# Task to carry out
Leave out the pictures and transcribe everything else exactly.

# Input rows
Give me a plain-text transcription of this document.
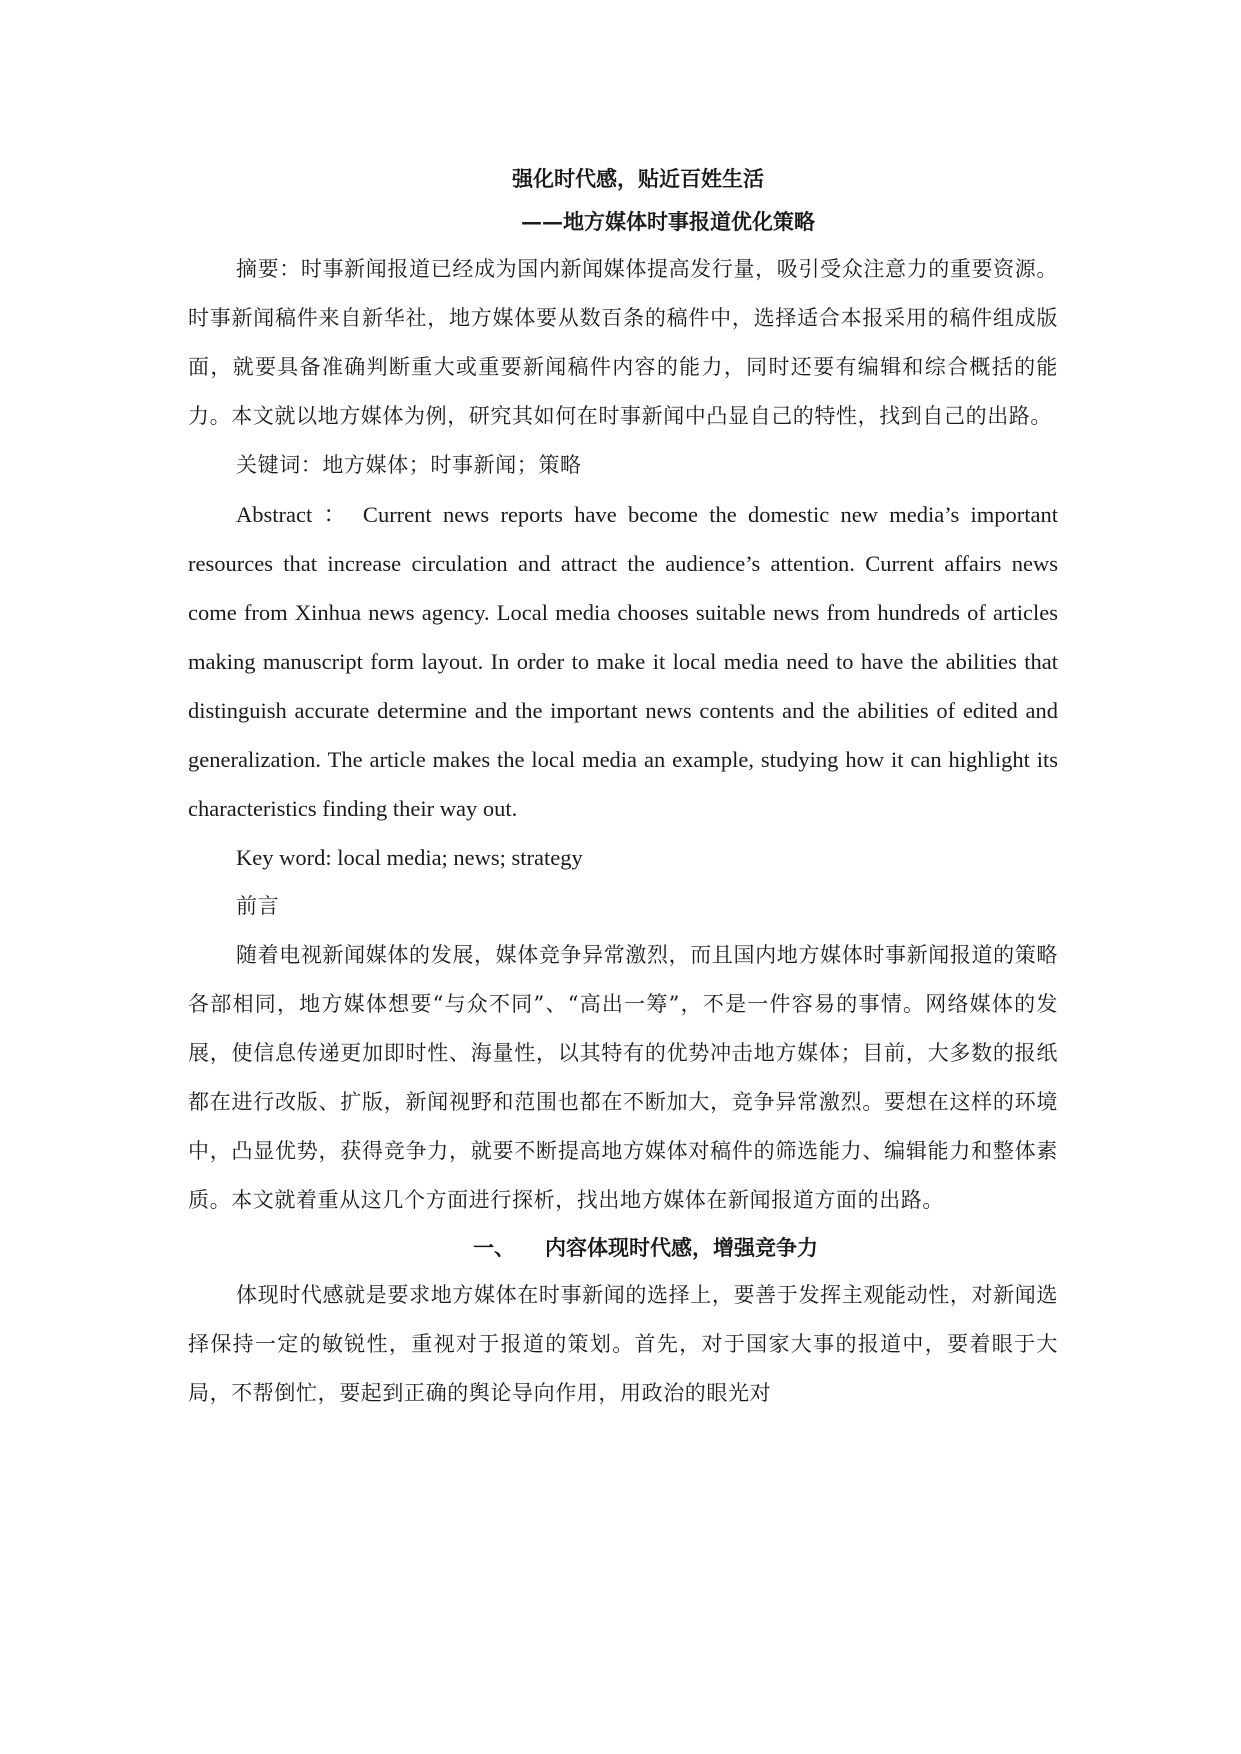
强化时代感，贴近百姓生活

——地方媒体时事报道优化策略

摘要：时事新闻报道已经成为国内新闻媒体提高发行量，吸引受众注意力的重要资源。时事新闻稿件来自新华社，地方媒体要从数百条的稿件中，选择适合本报采用的稿件组成版面，就要具备准确判断重大或重要新闻稿件内容的能力，同时还要有编辑和综合概括的能力。本文就以地方媒体为例，研究其如何在时事新闻中凸显自己的特性，找到自己的出路。

关键词：地方媒体；时事新闻；策略

Abstract ： Current news reports have become the domestic new media’s important resources that increase circulation and attract the audience’s attention. Current affairs news come from Xinhua news agency. Local media chooses suitable news from hundreds of articles making manuscript form layout. In order to make it local media need to have the abilities that distinguish accurate determine and the important news contents and the abilities of edited and generalization. The article makes the local media an example, studying how it can highlight its characteristics finding their way out.

Key word: local media; news; strategy

前言

随着电视新闻媒体的发展，媒体竞争异常激烈，而且国内地方媒体时事新闻报道的策略各部相同，地方媒体想要“与众不同”、“高出一筹”，不是一件容易的事情。网络媒体的发展，使信息传递更加即时性、海量性，以其特有的优势冲击地方媒体；目前，大多数的报纸都在进行改版、扩版，新闻视野和范围也都在不断加大，竞争异常激烈。要想在这样的环境中，凸显优势，获得竞争力，就要不断提高地方媒体对稿件的筛选能力、编辑能力和整体素质。本文就着重从这几个方面进行探析，找出地方媒体在新闻报道方面的出路。

一、 内容体现时代感，增强竞争力

体现时代感就是要求地方媒体在时事新闻的选择上，要善于发挥主观能动性，对新闻选择保持一定的敏锐性，重视对于报道的策划。首先，对于国家大事的报道中，要着眼于大局，不帮倒忙，要起到正确的舆论导向作用，用政治的眼光对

# Output below
Give me a plain-text transcription of this document.
强化时代感，贴近百姓生活

——地方媒体时事报道优化策略

摘要：时事新闻报道已经成为国内新闻媒体提高发行量，吸引受众注意力的重要资源。时事新闻稿件来自新华社，地方媒体要从数百条的稿件中，选择适合本报采用的稿件组成版面，就要具备准确判断重大或重要新闻稿件内容的能力，同时还要有编辑和综合概括的能力。本文就以地方媒体为例，研究其如何在时事新闻中凸显自己的特性，找到自己的出路。

关键词：地方媒体；时事新闻；策略

Abstract ： Current news reports have become the domestic new media’s important resources that increase circulation and attract the audience’s attention. Current affairs news come from Xinhua news agency. Local media chooses suitable news from hundreds of articles making manuscript form layout. In order to make it local media need to have the abilities that distinguish accurate determine and the important news contents and the abilities of edited and generalization. The article makes the local media an example, studying how it can highlight its characteristics finding their way out.

Key word: local media; news; strategy

前言

随着电视新闻媒体的发展，媒体竞争异常激烈，而且国内地方媒体时事新闻报道的策略各部相同，地方媒体想要“与众不同”、“高出一筹”，不是一件容易的事情。网络媒体的发展，使信息传递更加即时性、海量性，以其特有的优势冲击地方媒体；目前，大多数的报纸都在进行改版、扩版，新闻视野和范围也都在不断加大，竞争异常激烈。要想在这样的环境中，凸显优势，获得竞争力，就要不断提高地方媒体对稿件的筛选能力、编辑能力和整体素质。本文就着重从这几个方面进行探析，找出地方媒体在新闻报道方面的出路。

一、 内容体现时代感，增强竞争力

体现时代感就是要求地方媒体在时事新闻的选择上，要善于发挥主观能动性，对新闻选择保持一定的敏锐性，重视对于报道的策划。首先，对于国家大事的报道中，要着眼于大局，不帮倒忙，要起到正确的舆论导向作用，用政治的眼光对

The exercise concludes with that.